(Figure collection entries):
• • • •

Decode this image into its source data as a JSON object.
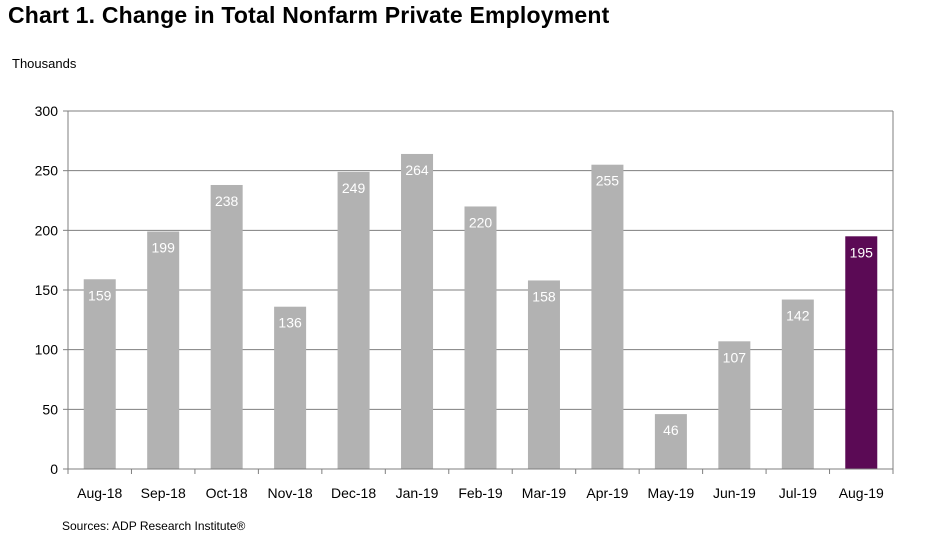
{
  "chart_data": {
    "type": "bar",
    "title": "Chart 1. Change in Total Nonfarm Private Employment",
    "ylabel": "Thousands",
    "xlabel": "",
    "source": "Sources: ADP Research Institute®",
    "categories": [
      "Aug-18",
      "Sep-18",
      "Oct-18",
      "Nov-18",
      "Dec-18",
      "Jan-19",
      "Feb-19",
      "Mar-19",
      "Apr-19",
      "May-19",
      "Jun-19",
      "Jul-19",
      "Aug-19"
    ],
    "values": [
      159,
      199,
      238,
      136,
      249,
      264,
      220,
      158,
      255,
      46,
      107,
      142,
      195
    ],
    "data_labels": [
      "159",
      "199",
      "238",
      "136",
      "249",
      "264",
      "220",
      "158",
      "255",
      "46",
      "107",
      "142",
      "195"
    ],
    "ylim": [
      0,
      300
    ],
    "yticks": [
      0,
      50,
      100,
      150,
      200,
      250,
      300
    ],
    "grid": true,
    "legend": "none",
    "colors": {
      "default": "#b2b2b2",
      "highlight": "#5b0a55",
      "grid": "#7f7f7f"
    },
    "highlight_index": 12
  }
}
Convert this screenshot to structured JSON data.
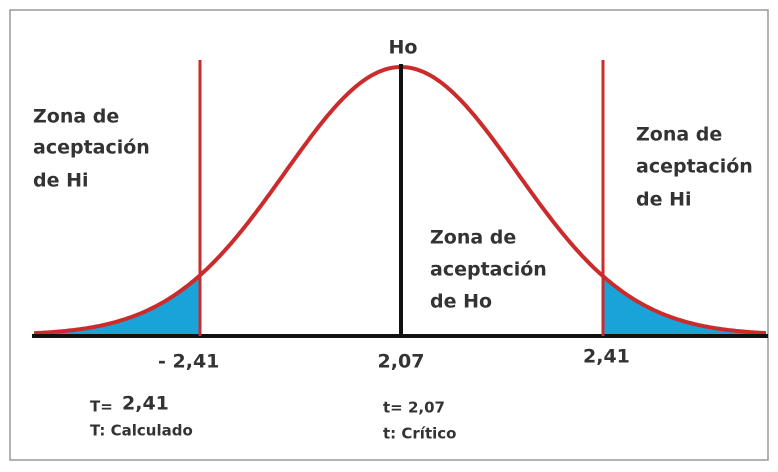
{
  "top_label": "Ho",
  "left_zone": [
    "Zona de",
    "aceptación",
    "de Hi"
  ],
  "right_zone": [
    "Zona de",
    "aceptación",
    "de Hi"
  ],
  "center_zone": [
    "Zona de",
    "aceptación",
    "de Ho"
  ],
  "axis_labels": [
    "- 2,41",
    "2,07",
    "2,41"
  ],
  "notes": {
    "t_calc_prefix": "T=",
    "t_calc_value": "2,41",
    "t_calc_desc": "T: Calculado",
    "t_crit": "t= 2,07",
    "t_crit_desc": "t: Crítico"
  }
}
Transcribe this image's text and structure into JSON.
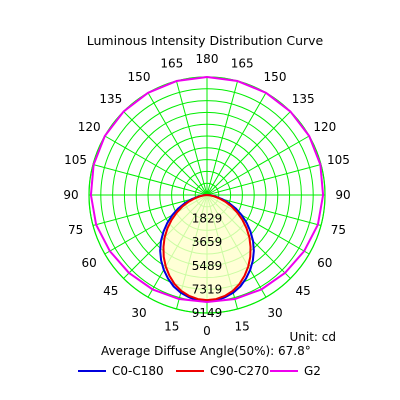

• • • •

(Set problem): Look through the data above. Find each line with the string "JSON" and copy it.

(Correct answer):
Decode this image into its source data as a JSON object.
Convert this screenshot to structured JSON data.
Transcribe this image's text and structure into JSON.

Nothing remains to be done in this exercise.